• EXERCISE DESCRIPTION: Look over the lines below. Report each one that includes the string "CCSD".

##########

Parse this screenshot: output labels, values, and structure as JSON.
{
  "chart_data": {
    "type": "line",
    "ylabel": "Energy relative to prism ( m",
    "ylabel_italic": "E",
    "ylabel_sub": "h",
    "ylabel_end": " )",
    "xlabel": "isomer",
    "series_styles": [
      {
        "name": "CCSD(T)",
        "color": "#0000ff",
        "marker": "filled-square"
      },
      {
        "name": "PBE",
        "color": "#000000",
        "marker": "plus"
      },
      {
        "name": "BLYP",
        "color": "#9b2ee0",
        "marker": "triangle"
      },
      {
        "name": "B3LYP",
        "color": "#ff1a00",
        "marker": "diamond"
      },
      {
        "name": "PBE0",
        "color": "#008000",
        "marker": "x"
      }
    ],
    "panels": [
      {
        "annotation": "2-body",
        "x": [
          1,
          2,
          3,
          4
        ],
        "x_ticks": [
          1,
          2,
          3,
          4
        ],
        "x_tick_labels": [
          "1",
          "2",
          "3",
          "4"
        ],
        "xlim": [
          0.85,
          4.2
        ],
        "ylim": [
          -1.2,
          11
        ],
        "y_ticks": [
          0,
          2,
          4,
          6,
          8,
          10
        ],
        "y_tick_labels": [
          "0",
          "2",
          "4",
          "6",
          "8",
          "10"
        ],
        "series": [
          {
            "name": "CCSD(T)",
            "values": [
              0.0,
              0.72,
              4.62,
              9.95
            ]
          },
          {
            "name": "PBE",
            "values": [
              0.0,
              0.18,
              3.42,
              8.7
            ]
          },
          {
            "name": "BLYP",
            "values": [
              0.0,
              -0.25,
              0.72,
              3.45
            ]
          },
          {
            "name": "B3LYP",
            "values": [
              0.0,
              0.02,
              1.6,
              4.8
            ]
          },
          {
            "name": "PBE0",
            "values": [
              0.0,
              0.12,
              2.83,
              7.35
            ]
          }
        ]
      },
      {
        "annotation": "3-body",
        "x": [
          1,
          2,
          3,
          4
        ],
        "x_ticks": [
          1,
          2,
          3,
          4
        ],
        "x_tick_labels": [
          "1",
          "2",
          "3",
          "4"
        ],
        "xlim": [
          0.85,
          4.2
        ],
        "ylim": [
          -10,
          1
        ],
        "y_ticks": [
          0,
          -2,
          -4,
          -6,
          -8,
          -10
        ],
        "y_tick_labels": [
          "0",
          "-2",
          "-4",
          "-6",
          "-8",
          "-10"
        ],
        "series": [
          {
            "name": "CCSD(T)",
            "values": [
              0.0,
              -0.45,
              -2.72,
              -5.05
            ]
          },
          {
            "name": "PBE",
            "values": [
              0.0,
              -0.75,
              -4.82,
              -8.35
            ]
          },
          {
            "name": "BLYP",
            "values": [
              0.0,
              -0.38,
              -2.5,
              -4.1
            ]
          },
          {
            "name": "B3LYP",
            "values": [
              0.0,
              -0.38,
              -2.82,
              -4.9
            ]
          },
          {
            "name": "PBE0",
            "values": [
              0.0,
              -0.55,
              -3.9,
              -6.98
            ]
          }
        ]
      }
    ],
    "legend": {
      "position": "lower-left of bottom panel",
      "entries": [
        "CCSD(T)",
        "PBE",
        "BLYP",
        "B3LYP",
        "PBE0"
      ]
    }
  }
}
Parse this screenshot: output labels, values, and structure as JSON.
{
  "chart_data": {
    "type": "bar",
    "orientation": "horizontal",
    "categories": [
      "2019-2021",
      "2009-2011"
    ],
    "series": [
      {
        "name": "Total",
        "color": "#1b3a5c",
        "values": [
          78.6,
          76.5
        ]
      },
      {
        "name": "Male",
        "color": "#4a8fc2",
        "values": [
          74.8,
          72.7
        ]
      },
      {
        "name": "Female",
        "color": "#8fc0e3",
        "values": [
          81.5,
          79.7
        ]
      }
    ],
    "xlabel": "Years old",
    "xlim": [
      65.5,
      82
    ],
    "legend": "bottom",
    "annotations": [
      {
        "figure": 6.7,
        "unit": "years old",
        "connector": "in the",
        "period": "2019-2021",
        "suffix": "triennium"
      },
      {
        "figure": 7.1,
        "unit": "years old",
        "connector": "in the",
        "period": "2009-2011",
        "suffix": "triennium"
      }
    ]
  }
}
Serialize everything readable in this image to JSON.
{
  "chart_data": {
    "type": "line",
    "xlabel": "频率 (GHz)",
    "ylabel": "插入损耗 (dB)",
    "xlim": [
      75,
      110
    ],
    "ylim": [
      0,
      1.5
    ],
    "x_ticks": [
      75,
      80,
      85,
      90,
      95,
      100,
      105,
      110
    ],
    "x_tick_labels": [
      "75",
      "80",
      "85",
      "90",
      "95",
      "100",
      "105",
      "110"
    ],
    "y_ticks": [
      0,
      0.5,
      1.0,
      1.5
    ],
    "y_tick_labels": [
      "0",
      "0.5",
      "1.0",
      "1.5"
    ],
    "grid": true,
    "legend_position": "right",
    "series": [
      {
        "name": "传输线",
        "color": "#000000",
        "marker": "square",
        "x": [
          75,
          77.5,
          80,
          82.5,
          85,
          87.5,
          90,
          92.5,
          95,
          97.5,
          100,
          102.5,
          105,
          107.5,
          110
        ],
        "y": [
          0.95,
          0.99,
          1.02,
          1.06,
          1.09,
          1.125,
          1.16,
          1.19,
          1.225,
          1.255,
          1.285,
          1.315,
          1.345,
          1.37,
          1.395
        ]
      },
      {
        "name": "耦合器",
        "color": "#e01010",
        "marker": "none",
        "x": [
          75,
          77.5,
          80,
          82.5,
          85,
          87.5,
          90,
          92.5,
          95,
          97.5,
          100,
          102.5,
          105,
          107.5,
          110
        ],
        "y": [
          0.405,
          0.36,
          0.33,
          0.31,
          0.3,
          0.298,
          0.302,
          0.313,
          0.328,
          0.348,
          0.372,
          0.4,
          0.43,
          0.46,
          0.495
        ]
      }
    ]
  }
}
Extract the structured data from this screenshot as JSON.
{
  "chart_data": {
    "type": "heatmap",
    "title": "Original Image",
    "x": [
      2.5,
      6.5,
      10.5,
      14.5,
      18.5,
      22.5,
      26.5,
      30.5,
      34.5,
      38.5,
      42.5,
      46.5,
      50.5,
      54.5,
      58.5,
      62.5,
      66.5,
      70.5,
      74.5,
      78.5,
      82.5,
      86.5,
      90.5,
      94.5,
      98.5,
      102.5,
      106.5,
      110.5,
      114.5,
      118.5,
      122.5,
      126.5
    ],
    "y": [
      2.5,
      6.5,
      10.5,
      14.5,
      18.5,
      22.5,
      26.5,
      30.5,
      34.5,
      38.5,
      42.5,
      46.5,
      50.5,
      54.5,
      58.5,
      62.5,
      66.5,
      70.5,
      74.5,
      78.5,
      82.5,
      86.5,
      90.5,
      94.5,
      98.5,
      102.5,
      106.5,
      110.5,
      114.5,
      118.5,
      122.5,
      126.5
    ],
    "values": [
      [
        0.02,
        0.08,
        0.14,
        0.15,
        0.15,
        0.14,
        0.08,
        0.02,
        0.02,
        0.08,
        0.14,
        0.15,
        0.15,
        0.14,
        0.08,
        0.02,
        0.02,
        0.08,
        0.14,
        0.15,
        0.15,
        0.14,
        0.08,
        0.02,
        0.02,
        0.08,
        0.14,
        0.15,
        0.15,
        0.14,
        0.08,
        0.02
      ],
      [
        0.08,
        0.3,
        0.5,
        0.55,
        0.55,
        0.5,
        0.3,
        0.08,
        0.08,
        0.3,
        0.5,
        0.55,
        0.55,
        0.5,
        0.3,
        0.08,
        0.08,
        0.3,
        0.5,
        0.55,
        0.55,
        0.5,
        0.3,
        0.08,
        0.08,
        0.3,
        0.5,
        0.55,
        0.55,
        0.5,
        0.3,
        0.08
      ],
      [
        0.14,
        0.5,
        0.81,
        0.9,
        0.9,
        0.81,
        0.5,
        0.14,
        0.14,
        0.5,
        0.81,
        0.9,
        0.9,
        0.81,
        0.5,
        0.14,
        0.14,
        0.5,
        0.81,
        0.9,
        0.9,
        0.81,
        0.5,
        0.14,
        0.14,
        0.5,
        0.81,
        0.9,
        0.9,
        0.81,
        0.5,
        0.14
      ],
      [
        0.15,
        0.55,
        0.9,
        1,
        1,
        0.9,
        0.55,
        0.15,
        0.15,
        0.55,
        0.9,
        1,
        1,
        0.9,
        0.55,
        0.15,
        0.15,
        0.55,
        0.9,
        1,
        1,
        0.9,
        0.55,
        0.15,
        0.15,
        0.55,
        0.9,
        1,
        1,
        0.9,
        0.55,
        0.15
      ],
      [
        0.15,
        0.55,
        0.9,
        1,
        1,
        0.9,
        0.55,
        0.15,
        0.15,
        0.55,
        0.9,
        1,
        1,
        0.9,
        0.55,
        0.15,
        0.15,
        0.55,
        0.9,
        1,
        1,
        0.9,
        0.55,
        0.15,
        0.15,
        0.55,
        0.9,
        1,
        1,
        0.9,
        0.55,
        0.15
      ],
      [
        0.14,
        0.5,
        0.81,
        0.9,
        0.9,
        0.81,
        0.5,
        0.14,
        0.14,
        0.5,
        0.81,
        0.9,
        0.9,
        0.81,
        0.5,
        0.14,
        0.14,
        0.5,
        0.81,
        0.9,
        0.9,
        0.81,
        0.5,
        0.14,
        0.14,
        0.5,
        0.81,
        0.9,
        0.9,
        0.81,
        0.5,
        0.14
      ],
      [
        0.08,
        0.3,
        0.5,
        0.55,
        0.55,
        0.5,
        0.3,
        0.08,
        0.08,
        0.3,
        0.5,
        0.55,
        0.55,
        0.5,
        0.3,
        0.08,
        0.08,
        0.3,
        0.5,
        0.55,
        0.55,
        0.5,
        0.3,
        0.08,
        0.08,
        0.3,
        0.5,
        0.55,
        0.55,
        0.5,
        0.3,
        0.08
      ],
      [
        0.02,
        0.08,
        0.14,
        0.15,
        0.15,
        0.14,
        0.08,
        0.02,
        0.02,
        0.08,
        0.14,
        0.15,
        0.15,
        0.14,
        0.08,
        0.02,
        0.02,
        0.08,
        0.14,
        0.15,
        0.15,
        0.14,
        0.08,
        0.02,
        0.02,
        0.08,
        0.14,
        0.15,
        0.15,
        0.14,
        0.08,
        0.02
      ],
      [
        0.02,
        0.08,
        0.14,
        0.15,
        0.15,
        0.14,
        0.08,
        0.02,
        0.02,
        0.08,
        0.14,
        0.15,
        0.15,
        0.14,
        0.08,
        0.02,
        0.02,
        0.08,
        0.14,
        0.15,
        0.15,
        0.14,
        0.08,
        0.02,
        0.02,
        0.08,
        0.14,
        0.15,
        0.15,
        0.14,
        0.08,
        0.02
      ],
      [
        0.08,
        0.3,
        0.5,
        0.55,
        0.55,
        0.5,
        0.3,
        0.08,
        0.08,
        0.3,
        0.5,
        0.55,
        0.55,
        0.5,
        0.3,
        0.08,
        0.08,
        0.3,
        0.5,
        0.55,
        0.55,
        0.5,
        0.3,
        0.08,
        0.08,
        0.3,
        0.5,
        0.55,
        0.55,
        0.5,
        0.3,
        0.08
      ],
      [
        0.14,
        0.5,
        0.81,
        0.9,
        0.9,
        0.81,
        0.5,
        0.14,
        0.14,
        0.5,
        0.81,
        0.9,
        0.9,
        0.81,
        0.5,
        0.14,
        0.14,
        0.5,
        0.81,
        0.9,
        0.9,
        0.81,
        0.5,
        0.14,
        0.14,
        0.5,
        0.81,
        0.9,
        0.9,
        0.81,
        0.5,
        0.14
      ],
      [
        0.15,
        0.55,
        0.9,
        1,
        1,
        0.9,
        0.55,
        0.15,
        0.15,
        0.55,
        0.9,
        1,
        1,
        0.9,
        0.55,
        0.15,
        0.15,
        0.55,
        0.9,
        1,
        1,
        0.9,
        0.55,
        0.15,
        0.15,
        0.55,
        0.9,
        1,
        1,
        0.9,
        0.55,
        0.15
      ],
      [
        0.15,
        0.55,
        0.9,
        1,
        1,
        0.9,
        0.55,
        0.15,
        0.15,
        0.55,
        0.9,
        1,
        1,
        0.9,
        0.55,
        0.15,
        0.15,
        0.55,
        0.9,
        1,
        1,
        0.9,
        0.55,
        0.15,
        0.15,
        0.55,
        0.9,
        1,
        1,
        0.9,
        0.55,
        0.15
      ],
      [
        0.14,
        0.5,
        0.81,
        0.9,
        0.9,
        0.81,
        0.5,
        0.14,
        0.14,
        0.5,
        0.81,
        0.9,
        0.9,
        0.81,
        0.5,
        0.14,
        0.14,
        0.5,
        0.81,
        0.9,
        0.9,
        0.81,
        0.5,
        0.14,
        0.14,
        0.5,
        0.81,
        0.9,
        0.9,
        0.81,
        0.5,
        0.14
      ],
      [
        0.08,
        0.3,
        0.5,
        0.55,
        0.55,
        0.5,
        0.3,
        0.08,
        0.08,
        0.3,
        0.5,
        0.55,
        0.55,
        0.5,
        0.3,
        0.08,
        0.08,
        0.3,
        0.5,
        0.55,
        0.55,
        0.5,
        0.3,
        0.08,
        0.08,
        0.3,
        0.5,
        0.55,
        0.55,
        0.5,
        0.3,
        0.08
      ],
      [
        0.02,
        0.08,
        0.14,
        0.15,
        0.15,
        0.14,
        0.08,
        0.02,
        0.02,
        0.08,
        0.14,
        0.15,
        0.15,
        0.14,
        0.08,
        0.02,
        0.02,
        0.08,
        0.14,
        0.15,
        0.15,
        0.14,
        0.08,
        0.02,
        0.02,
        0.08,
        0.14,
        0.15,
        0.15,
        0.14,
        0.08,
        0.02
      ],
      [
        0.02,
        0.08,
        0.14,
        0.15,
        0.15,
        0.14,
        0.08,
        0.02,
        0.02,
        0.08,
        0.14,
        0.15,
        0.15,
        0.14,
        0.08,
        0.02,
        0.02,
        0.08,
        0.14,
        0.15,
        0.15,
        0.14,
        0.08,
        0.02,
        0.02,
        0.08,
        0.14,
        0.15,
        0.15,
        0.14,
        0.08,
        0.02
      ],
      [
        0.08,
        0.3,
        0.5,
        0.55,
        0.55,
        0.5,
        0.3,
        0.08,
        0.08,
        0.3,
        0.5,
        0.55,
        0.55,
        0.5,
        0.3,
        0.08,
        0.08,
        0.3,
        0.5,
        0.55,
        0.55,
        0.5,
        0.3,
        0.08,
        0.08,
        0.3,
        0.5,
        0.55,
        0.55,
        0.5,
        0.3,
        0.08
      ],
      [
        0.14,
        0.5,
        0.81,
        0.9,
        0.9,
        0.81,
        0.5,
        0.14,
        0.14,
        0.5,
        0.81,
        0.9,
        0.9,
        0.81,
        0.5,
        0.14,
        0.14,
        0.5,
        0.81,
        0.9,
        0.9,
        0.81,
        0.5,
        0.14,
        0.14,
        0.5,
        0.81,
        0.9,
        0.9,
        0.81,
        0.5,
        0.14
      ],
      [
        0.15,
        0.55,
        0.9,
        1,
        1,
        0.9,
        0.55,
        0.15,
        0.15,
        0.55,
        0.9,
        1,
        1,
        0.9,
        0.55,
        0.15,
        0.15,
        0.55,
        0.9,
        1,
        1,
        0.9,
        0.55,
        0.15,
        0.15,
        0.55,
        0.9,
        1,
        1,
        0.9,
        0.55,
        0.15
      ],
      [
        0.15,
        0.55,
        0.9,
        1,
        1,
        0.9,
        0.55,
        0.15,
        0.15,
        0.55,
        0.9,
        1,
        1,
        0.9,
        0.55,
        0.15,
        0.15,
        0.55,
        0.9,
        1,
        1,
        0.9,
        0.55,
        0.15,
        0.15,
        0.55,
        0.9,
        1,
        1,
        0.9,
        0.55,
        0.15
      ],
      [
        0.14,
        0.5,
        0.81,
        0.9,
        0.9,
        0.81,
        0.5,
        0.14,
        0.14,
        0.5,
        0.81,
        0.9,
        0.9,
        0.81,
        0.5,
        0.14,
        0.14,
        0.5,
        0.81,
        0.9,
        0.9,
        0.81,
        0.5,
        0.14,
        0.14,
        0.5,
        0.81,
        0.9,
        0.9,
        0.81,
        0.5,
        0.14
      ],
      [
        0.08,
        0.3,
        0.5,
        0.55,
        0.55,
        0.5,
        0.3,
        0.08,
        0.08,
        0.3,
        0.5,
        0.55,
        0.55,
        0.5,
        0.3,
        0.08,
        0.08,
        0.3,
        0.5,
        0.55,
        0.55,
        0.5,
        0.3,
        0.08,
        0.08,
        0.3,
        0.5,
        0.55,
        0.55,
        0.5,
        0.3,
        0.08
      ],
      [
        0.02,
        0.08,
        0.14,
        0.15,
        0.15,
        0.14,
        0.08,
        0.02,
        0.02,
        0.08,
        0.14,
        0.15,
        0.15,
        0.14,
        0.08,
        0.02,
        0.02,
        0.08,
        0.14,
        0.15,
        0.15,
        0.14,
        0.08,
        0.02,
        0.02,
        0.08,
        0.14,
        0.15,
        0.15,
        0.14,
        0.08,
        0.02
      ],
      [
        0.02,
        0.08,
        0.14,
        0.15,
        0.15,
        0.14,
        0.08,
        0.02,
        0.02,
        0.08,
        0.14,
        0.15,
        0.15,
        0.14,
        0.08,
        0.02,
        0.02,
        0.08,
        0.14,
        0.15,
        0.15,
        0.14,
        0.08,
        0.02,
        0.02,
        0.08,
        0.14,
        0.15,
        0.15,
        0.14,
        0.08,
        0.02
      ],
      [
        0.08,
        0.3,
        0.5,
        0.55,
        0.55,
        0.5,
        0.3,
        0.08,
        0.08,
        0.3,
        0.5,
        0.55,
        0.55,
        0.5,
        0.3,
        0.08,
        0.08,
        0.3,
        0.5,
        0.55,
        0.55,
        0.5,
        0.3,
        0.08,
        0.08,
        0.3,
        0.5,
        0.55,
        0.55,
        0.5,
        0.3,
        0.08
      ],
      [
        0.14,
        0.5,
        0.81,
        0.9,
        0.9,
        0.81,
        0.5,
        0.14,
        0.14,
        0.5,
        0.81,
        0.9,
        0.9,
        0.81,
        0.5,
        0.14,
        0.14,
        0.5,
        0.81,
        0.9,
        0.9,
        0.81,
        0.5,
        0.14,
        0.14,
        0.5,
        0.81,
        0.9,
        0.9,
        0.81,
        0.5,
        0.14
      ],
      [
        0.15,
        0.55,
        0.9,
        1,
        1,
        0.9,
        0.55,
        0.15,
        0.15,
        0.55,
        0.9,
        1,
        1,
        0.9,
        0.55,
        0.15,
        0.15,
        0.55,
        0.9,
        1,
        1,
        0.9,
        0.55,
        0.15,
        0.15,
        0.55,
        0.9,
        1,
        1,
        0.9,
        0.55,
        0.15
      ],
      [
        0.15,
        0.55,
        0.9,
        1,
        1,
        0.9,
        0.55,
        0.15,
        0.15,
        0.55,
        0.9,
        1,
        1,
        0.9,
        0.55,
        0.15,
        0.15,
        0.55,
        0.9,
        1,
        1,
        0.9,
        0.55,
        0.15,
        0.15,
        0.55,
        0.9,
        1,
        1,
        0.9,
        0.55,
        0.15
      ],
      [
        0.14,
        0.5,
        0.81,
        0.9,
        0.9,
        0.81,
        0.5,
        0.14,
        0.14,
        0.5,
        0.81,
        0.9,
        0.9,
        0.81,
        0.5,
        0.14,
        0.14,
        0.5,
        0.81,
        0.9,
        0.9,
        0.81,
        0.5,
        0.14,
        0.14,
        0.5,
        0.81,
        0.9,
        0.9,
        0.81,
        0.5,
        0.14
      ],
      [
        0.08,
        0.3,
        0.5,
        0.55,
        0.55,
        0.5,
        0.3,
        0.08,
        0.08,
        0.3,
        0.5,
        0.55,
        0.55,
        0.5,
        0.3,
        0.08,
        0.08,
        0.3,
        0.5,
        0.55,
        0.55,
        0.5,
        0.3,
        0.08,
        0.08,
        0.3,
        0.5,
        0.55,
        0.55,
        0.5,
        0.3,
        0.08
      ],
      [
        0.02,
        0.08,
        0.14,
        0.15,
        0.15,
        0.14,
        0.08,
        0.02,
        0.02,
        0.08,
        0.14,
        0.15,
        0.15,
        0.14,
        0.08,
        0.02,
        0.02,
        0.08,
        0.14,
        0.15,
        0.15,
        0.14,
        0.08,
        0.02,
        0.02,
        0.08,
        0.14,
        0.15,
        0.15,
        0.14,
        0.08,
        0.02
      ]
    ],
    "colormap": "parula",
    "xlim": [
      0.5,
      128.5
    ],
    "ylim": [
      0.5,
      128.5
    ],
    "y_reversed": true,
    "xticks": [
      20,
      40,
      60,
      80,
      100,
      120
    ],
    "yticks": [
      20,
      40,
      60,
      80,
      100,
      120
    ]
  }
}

##########

• WRITTEN REPLY:
        "name": "CCSD(T)",
            "name": "CCSD(T)",
            "name": "CCSD(T)",
        "CCSD(T)",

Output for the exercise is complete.